## DESCRIPTION OF THE TASK
Work out how many of the rows below contain the string "copy", counting only case-exact matches, and reply with the number alone.

## DATASET ROWS
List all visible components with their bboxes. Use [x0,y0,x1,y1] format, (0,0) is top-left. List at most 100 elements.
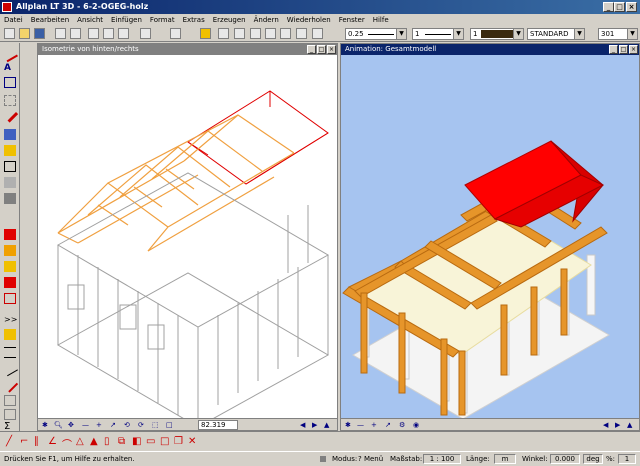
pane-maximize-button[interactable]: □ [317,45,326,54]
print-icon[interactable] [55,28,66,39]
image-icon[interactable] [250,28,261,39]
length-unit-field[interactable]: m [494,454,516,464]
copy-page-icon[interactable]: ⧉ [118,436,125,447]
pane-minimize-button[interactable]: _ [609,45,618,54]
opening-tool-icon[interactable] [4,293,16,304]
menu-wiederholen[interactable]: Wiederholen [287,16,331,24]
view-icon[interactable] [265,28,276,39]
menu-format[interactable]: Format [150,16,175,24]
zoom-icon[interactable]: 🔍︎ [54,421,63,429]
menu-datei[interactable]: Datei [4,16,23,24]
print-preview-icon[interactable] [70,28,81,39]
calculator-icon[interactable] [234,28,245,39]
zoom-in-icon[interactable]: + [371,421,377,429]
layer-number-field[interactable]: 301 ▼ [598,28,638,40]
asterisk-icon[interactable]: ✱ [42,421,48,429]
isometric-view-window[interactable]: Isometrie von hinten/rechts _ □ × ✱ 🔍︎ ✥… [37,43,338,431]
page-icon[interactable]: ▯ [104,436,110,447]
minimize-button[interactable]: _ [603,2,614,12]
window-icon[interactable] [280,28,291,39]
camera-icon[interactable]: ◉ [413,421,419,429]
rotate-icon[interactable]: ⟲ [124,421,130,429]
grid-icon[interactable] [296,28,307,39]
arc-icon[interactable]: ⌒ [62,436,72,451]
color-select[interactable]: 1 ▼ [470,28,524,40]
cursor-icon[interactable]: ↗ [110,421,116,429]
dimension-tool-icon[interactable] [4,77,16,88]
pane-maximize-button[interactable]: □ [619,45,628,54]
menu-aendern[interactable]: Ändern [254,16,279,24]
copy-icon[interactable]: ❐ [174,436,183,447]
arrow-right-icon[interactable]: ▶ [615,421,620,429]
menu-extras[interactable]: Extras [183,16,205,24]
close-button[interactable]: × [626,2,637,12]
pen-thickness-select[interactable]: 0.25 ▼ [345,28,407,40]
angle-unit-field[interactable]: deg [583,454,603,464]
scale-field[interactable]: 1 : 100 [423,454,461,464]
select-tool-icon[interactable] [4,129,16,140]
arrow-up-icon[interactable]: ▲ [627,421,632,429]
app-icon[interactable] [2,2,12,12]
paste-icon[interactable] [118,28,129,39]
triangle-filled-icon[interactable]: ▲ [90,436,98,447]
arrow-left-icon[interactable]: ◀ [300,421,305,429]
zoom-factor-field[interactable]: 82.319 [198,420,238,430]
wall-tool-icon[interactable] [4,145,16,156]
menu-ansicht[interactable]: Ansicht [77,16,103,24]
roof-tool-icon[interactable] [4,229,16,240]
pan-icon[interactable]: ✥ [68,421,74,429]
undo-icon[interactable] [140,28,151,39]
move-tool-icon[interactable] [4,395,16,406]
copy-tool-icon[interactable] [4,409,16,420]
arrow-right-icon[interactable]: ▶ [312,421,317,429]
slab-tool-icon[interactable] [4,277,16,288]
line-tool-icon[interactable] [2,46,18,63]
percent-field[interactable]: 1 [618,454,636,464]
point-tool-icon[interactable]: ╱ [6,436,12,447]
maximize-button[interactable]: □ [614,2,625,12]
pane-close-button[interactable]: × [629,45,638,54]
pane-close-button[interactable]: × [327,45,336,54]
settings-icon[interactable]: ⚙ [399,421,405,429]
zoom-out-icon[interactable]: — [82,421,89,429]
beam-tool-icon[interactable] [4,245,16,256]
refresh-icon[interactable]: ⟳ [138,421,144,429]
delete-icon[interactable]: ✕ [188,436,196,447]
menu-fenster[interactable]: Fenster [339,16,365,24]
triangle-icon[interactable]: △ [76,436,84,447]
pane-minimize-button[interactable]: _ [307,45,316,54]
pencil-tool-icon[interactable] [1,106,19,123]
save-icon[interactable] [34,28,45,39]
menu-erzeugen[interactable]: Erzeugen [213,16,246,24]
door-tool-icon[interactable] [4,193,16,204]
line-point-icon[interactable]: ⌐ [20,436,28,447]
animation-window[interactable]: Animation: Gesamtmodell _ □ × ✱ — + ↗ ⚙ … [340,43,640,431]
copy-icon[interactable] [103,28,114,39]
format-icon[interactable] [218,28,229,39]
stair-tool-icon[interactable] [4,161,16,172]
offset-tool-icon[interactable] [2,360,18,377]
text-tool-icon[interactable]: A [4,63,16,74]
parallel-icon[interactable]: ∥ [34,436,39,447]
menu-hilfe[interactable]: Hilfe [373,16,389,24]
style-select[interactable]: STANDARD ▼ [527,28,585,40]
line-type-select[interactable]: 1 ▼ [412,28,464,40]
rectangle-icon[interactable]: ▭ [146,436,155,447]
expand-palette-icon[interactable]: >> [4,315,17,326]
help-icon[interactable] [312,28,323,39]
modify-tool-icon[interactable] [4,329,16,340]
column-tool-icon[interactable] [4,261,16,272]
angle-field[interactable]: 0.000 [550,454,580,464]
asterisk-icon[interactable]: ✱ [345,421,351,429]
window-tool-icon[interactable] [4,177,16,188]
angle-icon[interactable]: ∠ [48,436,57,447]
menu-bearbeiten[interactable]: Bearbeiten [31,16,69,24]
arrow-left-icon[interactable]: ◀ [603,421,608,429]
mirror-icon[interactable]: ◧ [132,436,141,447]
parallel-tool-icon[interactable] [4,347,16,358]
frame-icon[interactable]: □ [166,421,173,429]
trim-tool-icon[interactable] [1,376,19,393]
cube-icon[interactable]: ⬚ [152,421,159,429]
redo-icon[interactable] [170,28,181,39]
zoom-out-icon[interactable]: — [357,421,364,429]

## CORRECT RESULT
4